Given request:
Write out, precisely and in full, each line of the material.

[Records that describe figures]
──────
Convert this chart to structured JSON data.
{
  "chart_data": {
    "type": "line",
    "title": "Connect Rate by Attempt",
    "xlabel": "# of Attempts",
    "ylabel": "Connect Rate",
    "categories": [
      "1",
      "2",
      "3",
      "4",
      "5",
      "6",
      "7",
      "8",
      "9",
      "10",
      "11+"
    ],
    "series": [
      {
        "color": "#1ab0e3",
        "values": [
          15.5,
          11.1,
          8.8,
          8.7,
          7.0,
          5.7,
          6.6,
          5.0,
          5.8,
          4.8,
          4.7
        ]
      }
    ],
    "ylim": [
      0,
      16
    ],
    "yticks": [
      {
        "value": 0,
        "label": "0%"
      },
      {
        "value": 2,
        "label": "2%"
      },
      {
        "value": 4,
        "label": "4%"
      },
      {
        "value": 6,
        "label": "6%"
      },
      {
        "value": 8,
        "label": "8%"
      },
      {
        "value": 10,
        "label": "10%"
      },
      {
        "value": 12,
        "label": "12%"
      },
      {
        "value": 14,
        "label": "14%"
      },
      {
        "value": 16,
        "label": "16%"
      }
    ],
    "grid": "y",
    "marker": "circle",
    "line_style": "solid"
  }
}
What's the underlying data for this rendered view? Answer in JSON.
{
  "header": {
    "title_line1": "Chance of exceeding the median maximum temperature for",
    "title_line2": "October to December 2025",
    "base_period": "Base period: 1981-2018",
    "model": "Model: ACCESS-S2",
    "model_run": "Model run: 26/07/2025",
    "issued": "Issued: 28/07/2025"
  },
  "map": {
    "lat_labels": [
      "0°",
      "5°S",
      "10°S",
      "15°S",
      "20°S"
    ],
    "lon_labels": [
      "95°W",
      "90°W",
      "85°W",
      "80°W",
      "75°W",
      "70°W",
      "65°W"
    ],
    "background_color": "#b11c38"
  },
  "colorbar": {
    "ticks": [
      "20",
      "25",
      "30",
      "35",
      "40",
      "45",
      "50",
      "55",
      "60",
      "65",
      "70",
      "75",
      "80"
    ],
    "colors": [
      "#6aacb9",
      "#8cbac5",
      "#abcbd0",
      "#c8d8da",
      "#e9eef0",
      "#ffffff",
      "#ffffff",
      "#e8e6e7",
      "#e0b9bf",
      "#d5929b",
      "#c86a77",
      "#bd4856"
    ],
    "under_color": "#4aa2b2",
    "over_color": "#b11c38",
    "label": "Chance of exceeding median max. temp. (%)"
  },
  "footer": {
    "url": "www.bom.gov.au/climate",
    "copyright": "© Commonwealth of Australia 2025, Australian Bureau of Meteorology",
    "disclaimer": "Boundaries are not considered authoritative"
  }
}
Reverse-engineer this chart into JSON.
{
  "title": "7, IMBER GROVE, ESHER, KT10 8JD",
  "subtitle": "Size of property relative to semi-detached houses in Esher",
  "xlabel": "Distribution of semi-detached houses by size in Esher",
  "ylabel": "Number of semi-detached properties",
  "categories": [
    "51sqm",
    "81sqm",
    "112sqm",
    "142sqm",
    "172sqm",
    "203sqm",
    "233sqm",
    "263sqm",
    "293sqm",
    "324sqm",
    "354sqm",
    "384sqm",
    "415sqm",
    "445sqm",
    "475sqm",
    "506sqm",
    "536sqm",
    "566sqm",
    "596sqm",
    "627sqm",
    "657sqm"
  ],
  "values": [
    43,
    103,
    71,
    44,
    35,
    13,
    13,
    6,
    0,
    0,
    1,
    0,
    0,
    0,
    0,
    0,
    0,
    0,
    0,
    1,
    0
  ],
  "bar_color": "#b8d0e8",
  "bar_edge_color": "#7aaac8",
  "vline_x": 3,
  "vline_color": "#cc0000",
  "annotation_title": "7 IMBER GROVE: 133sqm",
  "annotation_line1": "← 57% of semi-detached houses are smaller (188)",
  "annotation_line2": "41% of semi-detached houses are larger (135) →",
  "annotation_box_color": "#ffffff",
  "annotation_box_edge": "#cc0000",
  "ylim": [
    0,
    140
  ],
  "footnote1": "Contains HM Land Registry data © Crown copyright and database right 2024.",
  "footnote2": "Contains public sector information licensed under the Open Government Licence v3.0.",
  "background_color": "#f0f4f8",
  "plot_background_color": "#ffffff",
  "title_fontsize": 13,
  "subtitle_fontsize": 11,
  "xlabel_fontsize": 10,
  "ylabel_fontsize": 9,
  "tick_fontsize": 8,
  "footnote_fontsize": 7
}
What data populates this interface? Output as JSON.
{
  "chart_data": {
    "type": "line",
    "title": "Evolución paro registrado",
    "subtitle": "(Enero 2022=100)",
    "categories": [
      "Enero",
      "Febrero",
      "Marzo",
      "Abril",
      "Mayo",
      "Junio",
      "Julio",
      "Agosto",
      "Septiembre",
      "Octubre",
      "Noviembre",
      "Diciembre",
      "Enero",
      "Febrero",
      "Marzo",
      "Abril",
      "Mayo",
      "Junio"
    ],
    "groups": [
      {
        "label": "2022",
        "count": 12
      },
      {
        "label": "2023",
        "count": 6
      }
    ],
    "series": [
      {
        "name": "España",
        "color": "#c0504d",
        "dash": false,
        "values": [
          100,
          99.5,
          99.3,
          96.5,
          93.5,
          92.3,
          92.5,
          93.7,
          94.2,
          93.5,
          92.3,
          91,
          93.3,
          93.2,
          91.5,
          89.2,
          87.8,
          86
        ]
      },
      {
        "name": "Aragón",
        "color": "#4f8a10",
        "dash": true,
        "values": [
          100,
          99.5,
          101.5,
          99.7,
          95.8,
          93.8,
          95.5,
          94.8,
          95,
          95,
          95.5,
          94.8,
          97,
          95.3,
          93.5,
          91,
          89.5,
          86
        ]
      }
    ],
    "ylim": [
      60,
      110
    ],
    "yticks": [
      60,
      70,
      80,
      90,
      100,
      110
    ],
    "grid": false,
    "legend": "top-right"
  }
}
──────
Solved problem:
Convert this chart to structured JSON data.
{
  "chart_data": {
    "type": "line",
    "title": "Connect Rate by Attempt",
    "xlabel": "# of Attempts",
    "ylabel": "Connect Rate",
    "categories": [
      "1",
      "2",
      "3",
      "4",
      "5",
      "6",
      "7",
      "8",
      "9",
      "10",
      "11+"
    ],
    "series": [
      {
        "color": "#1ab0e3",
        "values": [
          15.5,
          11.1,
          8.8,
          8.7,
          7.0,
          5.7,
          6.6,
          5.0,
          5.8,
          4.8,
          4.7
        ]
      }
    ],
    "ylim": [
      0,
      16
    ],
    "yticks": [
      {
        "value": 0,
        "label": "0%"
      },
      {
        "value": 2,
        "label": "2%"
      },
      {
        "value": 4,
        "label": "4%"
      },
      {
        "value": 6,
        "label": "6%"
      },
      {
        "value": 8,
        "label": "8%"
      },
      {
        "value": 10,
        "label": "10%"
      },
      {
        "value": 12,
        "label": "12%"
      },
      {
        "value": 14,
        "label": "14%"
      },
      {
        "value": 16,
        "label": "16%"
      }
    ],
    "grid": "y",
    "marker": "circle",
    "line_style": "solid"
  }
}
What's the underlying data for this rendered view? Answer in JSON.
{
  "header": {
    "title_line1": "Chance of exceeding the median maximum temperature for",
    "title_line2": "October to December 2025",
    "base_period": "Base period: 1981-2018",
    "model": "Model: ACCESS-S2",
    "model_run": "Model run: 26/07/2025",
    "issued": "Issued: 28/07/2025"
  },
  "map": {
    "lat_labels": [
      "0°",
      "5°S",
      "10°S",
      "15°S",
      "20°S"
    ],
    "lon_labels": [
      "95°W",
      "90°W",
      "85°W",
      "80°W",
      "75°W",
      "70°W",
      "65°W"
    ],
    "background_color": "#b11c38"
  },
  "colorbar": {
    "ticks": [
      "20",
      "25",
      "30",
      "35",
      "40",
      "45",
      "50",
      "55",
      "60",
      "65",
      "70",
      "75",
      "80"
    ],
    "colors": [
      "#6aacb9",
      "#8cbac5",
      "#abcbd0",
      "#c8d8da",
      "#e9eef0",
      "#ffffff",
      "#ffffff",
      "#e8e6e7",
      "#e0b9bf",
      "#d5929b",
      "#c86a77",
      "#bd4856"
    ],
    "under_color": "#4aa2b2",
    "over_color": "#b11c38",
    "label": "Chance of exceeding median max. temp. (%)"
  },
  "footer": {
    "url": "www.bom.gov.au/climate",
    "copyright": "© Commonwealth of Australia 2025, Australian Bureau of Meteorology",
    "disclaimer": "Boundaries are not considered authoritative"
  }
}
Reverse-engineer this chart into JSON.
{
  "title": "7, IMBER GROVE, ESHER, KT10 8JD",
  "subtitle": "Size of property relative to semi-detached houses in Esher",
  "xlabel": "Distribution of semi-detached houses by size in Esher",
  "ylabel": "Number of semi-detached properties",
  "categories": [
    "51sqm",
    "81sqm",
    "112sqm",
    "142sqm",
    "172sqm",
    "203sqm",
    "233sqm",
    "263sqm",
    "293sqm",
    "324sqm",
    "354sqm",
    "384sqm",
    "415sqm",
    "445sqm",
    "475sqm",
    "506sqm",
    "536sqm",
    "566sqm",
    "596sqm",
    "627sqm",
    "657sqm"
  ],
  "values": [
    43,
    103,
    71,
    44,
    35,
    13,
    13,
    6,
    0,
    0,
    1,
    0,
    0,
    0,
    0,
    0,
    0,
    0,
    0,
    1,
    0
  ],
  "bar_color": "#b8d0e8",
  "bar_edge_color": "#7aaac8",
  "vline_x": 3,
  "vline_color": "#cc0000",
  "annotation_title": "7 IMBER GROVE: 133sqm",
  "annotation_line1": "← 57% of semi-detached houses are smaller (188)",
  "annotation_line2": "41% of semi-detached houses are larger (135) →",
  "annotation_box_color": "#ffffff",
  "annotation_box_edge": "#cc0000",
  "ylim": [
    0,
    140
  ],
  "footnote1": "Contains HM Land Registry data © Crown copyright and database right 2024.",
  "footnote2": "Contains public sector information licensed under the Open Government Licence v3.0.",
  "background_color": "#f0f4f8",
  "plot_background_color": "#ffffff",
  "title_fontsize": 13,
  "subtitle_fontsize": 11,
  "xlabel_fontsize": 10,
  "ylabel_fontsize": 9,
  "tick_fontsize": 8,
  "footnote_fontsize": 7
}
What data populates this interface? Output as JSON.
{
  "chart_data": {
    "type": "line",
    "title": "Evolución paro registrado",
    "subtitle": "(Enero 2022=100)",
    "categories": [
      "Enero",
      "Febrero",
      "Marzo",
      "Abril",
      "Mayo",
      "Junio",
      "Julio",
      "Agosto",
      "Septiembre",
      "Octubre",
      "Noviembre",
      "Diciembre",
      "Enero",
      "Febrero",
      "Marzo",
      "Abril",
      "Mayo",
      "Junio"
    ],
    "groups": [
      {
        "label": "2022",
        "count": 12
      },
      {
        "label": "2023",
        "count": 6
      }
    ],
    "series": [
      {
        "name": "España",
        "color": "#c0504d",
        "dash": false,
        "values": [
          100,
          99.5,
          99.3,
          96.5,
          93.5,
          92.3,
          92.5,
          93.7,
          94.2,
          93.5,
          92.3,
          91,
          93.3,
          93.2,
          91.5,
          89.2,
          87.8,
          86
        ]
      },
      {
        "name": "Aragón",
        "color": "#4f8a10",
        "dash": true,
        "values": [
          100,
          99.5,
          101.5,
          99.7,
          95.8,
          93.8,
          95.5,
          94.8,
          95,
          95,
          95.5,
          94.8,
          97,
          95.3,
          93.5,
          91,
          89.5,
          86
        ]
      }
    ],
    "ylim": [
      60,
      110
    ],
    "yticks": [
      60,
      70,
      80,
      90,
      100,
      110
    ],
    "grid": false,
    "legend": "top-right"
  }
}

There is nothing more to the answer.